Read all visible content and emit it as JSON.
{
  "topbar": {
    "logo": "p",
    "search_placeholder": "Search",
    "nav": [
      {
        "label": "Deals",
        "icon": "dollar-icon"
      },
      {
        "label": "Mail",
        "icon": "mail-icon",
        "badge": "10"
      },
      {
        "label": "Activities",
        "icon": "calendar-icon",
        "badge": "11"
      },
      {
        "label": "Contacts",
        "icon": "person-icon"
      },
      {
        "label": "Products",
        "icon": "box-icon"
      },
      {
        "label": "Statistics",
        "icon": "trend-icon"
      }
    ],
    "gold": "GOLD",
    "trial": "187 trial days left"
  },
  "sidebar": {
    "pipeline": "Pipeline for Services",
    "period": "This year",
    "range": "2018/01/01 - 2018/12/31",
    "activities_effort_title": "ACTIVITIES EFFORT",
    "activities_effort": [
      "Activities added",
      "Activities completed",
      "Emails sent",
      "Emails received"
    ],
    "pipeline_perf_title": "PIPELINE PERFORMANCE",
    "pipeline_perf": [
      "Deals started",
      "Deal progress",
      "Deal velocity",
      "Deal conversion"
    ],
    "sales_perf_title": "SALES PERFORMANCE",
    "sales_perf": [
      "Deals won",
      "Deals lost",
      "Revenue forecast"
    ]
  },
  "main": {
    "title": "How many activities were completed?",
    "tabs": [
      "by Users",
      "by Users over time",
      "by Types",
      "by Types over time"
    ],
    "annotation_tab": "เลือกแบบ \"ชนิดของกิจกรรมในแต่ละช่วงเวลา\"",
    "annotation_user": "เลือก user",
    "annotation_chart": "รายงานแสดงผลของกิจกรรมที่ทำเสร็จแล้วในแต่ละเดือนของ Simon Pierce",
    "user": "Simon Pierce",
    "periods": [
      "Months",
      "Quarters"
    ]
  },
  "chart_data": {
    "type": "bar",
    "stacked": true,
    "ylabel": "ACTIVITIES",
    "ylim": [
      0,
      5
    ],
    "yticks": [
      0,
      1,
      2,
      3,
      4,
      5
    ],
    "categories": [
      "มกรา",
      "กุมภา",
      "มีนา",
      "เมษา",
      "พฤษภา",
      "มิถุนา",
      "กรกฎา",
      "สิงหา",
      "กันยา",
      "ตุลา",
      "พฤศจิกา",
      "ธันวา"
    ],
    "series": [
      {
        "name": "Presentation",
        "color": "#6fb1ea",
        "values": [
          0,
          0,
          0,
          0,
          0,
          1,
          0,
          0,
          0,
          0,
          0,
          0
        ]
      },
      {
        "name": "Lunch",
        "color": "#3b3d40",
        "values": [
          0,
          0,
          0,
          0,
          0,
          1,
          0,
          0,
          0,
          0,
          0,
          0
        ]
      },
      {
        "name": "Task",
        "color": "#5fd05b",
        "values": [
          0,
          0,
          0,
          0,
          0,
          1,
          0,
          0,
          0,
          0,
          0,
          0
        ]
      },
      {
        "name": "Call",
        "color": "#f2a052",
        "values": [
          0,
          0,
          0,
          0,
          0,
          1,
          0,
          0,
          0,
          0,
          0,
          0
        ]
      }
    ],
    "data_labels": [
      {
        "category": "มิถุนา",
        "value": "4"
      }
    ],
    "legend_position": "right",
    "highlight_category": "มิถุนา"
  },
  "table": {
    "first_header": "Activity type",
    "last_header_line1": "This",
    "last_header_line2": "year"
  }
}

» What is needed
Count each line where the string "over" occurs, and write only the number.

» Result of the task
2